---------- DATA EXTRACT ----------

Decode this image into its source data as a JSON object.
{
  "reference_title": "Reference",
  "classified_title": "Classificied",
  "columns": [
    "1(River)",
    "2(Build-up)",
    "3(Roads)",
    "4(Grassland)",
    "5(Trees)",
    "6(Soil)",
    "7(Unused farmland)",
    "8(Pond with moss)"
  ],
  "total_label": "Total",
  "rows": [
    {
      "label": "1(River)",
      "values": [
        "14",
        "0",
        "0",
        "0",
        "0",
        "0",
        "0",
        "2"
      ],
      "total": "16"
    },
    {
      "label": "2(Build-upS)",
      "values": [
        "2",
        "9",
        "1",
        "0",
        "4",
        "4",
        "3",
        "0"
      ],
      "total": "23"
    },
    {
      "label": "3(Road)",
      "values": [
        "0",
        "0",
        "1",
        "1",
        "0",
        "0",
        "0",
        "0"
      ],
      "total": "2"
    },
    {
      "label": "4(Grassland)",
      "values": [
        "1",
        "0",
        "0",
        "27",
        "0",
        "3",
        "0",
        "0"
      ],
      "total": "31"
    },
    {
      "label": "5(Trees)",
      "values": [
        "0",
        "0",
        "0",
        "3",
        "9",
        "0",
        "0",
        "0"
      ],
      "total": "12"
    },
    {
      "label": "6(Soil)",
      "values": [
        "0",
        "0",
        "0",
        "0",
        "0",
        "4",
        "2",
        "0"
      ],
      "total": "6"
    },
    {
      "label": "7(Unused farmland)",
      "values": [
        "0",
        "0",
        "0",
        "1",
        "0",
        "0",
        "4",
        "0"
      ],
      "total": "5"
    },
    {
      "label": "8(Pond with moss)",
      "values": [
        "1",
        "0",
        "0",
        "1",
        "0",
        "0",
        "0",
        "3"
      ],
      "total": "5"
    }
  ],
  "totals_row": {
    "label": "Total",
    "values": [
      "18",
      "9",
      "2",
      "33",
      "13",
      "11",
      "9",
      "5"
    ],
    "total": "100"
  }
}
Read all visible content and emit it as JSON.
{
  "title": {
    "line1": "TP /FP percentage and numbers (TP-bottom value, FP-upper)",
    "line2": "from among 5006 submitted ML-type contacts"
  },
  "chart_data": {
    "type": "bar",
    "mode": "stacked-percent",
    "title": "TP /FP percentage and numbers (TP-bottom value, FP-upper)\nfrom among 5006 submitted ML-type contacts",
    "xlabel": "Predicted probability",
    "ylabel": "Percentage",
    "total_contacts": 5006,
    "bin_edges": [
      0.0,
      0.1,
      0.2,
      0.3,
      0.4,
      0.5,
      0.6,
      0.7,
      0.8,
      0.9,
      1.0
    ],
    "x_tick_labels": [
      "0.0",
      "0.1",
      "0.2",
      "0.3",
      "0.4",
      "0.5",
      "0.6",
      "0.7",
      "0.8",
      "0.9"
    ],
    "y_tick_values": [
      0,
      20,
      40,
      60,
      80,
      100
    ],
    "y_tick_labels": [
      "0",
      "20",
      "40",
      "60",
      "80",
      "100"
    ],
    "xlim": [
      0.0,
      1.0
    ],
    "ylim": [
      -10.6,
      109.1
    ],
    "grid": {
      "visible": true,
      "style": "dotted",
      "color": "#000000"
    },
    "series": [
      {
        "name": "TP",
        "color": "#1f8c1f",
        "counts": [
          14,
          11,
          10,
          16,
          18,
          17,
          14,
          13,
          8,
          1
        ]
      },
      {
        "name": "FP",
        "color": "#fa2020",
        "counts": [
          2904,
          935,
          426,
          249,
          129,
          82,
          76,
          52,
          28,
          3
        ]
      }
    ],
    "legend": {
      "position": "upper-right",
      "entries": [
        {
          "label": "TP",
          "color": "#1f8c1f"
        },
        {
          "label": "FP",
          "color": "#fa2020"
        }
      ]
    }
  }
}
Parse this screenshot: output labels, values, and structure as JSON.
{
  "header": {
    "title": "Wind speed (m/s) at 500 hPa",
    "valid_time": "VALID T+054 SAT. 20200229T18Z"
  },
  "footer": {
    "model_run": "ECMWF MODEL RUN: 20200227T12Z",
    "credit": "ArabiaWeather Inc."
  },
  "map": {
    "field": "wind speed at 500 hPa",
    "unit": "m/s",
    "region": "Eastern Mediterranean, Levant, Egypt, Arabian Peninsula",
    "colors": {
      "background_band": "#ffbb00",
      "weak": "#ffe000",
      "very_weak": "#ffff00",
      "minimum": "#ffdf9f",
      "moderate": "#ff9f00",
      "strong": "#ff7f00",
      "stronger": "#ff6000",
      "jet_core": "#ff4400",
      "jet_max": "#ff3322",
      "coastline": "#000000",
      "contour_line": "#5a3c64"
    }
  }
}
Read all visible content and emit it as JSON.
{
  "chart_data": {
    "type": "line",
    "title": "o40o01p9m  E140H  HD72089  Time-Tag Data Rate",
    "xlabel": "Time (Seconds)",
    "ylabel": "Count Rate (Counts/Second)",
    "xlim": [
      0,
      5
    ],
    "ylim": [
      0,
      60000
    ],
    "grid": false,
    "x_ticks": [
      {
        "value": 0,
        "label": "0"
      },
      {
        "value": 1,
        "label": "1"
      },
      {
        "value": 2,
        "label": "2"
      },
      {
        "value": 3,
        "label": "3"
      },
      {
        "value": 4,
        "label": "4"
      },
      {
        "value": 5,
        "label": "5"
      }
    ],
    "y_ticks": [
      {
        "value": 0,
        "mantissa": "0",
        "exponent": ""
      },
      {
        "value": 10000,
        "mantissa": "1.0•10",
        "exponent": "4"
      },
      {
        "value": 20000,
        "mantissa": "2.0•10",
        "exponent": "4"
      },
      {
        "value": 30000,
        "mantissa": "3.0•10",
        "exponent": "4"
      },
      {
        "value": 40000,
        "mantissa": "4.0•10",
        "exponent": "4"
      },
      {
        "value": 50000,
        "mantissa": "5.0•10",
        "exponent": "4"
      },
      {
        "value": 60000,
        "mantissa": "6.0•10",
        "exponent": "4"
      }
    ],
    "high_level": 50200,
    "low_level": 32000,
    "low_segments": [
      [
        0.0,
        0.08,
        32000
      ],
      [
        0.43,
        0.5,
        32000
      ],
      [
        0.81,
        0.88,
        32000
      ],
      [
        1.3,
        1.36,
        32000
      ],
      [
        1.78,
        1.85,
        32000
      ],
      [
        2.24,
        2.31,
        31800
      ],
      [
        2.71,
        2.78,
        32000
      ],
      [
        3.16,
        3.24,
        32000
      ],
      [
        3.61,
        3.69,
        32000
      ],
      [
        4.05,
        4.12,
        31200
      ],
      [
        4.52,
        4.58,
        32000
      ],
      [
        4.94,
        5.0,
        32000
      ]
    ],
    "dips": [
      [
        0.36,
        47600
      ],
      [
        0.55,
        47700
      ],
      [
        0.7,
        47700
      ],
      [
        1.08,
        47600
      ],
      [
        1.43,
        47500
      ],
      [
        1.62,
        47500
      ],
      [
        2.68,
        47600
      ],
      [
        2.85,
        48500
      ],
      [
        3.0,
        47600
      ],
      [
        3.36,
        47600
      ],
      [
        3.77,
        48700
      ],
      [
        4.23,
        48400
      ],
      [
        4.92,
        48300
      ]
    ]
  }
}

----------

SET EXERCISE: Reproduce all of the entries word for word.

RESULT:
Decode this image into its source data as a JSON object.
{
  "reference_title": "Reference",
  "classified_title": "Classificied",
  "columns": [
    "1(River)",
    "2(Build-up)",
    "3(Roads)",
    "4(Grassland)",
    "5(Trees)",
    "6(Soil)",
    "7(Unused farmland)",
    "8(Pond with moss)"
  ],
  "total_label": "Total",
  "rows": [
    {
      "label": "1(River)",
      "values": [
        "14",
        "0",
        "0",
        "0",
        "0",
        "0",
        "0",
        "2"
      ],
      "total": "16"
    },
    {
      "label": "2(Build-upS)",
      "values": [
        "2",
        "9",
        "1",
        "0",
        "4",
        "4",
        "3",
        "0"
      ],
      "total": "23"
    },
    {
      "label": "3(Road)",
      "values": [
        "0",
        "0",
        "1",
        "1",
        "0",
        "0",
        "0",
        "0"
      ],
      "total": "2"
    },
    {
      "label": "4(Grassland)",
      "values": [
        "1",
        "0",
        "0",
        "27",
        "0",
        "3",
        "0",
        "0"
      ],
      "total": "31"
    },
    {
      "label": "5(Trees)",
      "values": [
        "0",
        "0",
        "0",
        "3",
        "9",
        "0",
        "0",
        "0"
      ],
      "total": "12"
    },
    {
      "label": "6(Soil)",
      "values": [
        "0",
        "0",
        "0",
        "0",
        "0",
        "4",
        "2",
        "0"
      ],
      "total": "6"
    },
    {
      "label": "7(Unused farmland)",
      "values": [
        "0",
        "0",
        "0",
        "1",
        "0",
        "0",
        "4",
        "0"
      ],
      "total": "5"
    },
    {
      "label": "8(Pond with moss)",
      "values": [
        "1",
        "0",
        "0",
        "1",
        "0",
        "0",
        "0",
        "3"
      ],
      "total": "5"
    }
  ],
  "totals_row": {
    "label": "Total",
    "values": [
      "18",
      "9",
      "2",
      "33",
      "13",
      "11",
      "9",
      "5"
    ],
    "total": "100"
  }
}
Read all visible content and emit it as JSON.
{
  "title": {
    "line1": "TP /FP percentage and numbers (TP-bottom value, FP-upper)",
    "line2": "from among 5006 submitted ML-type contacts"
  },
  "chart_data": {
    "type": "bar",
    "mode": "stacked-percent",
    "title": "TP /FP percentage and numbers (TP-bottom value, FP-upper)\nfrom among 5006 submitted ML-type contacts",
    "xlabel": "Predicted probability",
    "ylabel": "Percentage",
    "total_contacts": 5006,
    "bin_edges": [
      0.0,
      0.1,
      0.2,
      0.3,
      0.4,
      0.5,
      0.6,
      0.7,
      0.8,
      0.9,
      1.0
    ],
    "x_tick_labels": [
      "0.0",
      "0.1",
      "0.2",
      "0.3",
      "0.4",
      "0.5",
      "0.6",
      "0.7",
      "0.8",
      "0.9"
    ],
    "y_tick_values": [
      0,
      20,
      40,
      60,
      80,
      100
    ],
    "y_tick_labels": [
      "0",
      "20",
      "40",
      "60",
      "80",
      "100"
    ],
    "xlim": [
      0.0,
      1.0
    ],
    "ylim": [
      -10.6,
      109.1
    ],
    "grid": {
      "visible": true,
      "style": "dotted",
      "color": "#000000"
    },
    "series": [
      {
        "name": "TP",
        "color": "#1f8c1f",
        "counts": [
          14,
          11,
          10,
          16,
          18,
          17,
          14,
          13,
          8,
          1
        ]
      },
      {
        "name": "FP",
        "color": "#fa2020",
        "counts": [
          2904,
          935,
          426,
          249,
          129,
          82,
          76,
          52,
          28,
          3
        ]
      }
    ],
    "legend": {
      "position": "upper-right",
      "entries": [
        {
          "label": "TP",
          "color": "#1f8c1f"
        },
        {
          "label": "FP",
          "color": "#fa2020"
        }
      ]
    }
  }
}
Parse this screenshot: output labels, values, and structure as JSON.
{
  "header": {
    "title": "Wind speed (m/s) at 500 hPa",
    "valid_time": "VALID T+054 SAT. 20200229T18Z"
  },
  "footer": {
    "model_run": "ECMWF MODEL RUN: 20200227T12Z",
    "credit": "ArabiaWeather Inc."
  },
  "map": {
    "field": "wind speed at 500 hPa",
    "unit": "m/s",
    "region": "Eastern Mediterranean, Levant, Egypt, Arabian Peninsula",
    "colors": {
      "background_band": "#ffbb00",
      "weak": "#ffe000",
      "very_weak": "#ffff00",
      "minimum": "#ffdf9f",
      "moderate": "#ff9f00",
      "strong": "#ff7f00",
      "stronger": "#ff6000",
      "jet_core": "#ff4400",
      "jet_max": "#ff3322",
      "coastline": "#000000",
      "contour_line": "#5a3c64"
    }
  }
}
Read all visible content and emit it as JSON.
{
  "chart_data": {
    "type": "line",
    "title": "o40o01p9m  E140H  HD72089  Time-Tag Data Rate",
    "xlabel": "Time (Seconds)",
    "ylabel": "Count Rate (Counts/Second)",
    "xlim": [
      0,
      5
    ],
    "ylim": [
      0,
      60000
    ],
    "grid": false,
    "x_ticks": [
      {
        "value": 0,
        "label": "0"
      },
      {
        "value": 1,
        "label": "1"
      },
      {
        "value": 2,
        "label": "2"
      },
      {
        "value": 3,
        "label": "3"
      },
      {
        "value": 4,
        "label": "4"
      },
      {
        "value": 5,
        "label": "5"
      }
    ],
    "y_ticks": [
      {
        "value": 0,
        "mantissa": "0",
        "exponent": ""
      },
      {
        "value": 10000,
        "mantissa": "1.0•10",
        "exponent": "4"
      },
      {
        "value": 20000,
        "mantissa": "2.0•10",
        "exponent": "4"
      },
      {
        "value": 30000,
        "mantissa": "3.0•10",
        "exponent": "4"
      },
      {
        "value": 40000,
        "mantissa": "4.0•10",
        "exponent": "4"
      },
      {
        "value": 50000,
        "mantissa": "5.0•10",
        "exponent": "4"
      },
      {
        "value": 60000,
        "mantissa": "6.0•10",
        "exponent": "4"
      }
    ],
    "high_level": 50200,
    "low_level": 32000,
    "low_segments": [
      [
        0.0,
        0.08,
        32000
      ],
      [
        0.43,
        0.5,
        32000
      ],
      [
        0.81,
        0.88,
        32000
      ],
      [
        1.3,
        1.36,
        32000
      ],
      [
        1.78,
        1.85,
        32000
      ],
      [
        2.24,
        2.31,
        31800
      ],
      [
        2.71,
        2.78,
        32000
      ],
      [
        3.16,
        3.24,
        32000
      ],
      [
        3.61,
        3.69,
        32000
      ],
      [
        4.05,
        4.12,
        31200
      ],
      [
        4.52,
        4.58,
        32000
      ],
      [
        4.94,
        5.0,
        32000
      ]
    ],
    "dips": [
      [
        0.36,
        47600
      ],
      [
        0.55,
        47700
      ],
      [
        0.7,
        47700
      ],
      [
        1.08,
        47600
      ],
      [
        1.43,
        47500
      ],
      [
        1.62,
        47500
      ],
      [
        2.68,
        47600
      ],
      [
        2.85,
        48500
      ],
      [
        3.0,
        47600
      ],
      [
        3.36,
        47600
      ],
      [
        3.77,
        48700
      ],
      [
        4.23,
        48400
      ],
      [
        4.92,
        48300
      ]
    ]
  }
}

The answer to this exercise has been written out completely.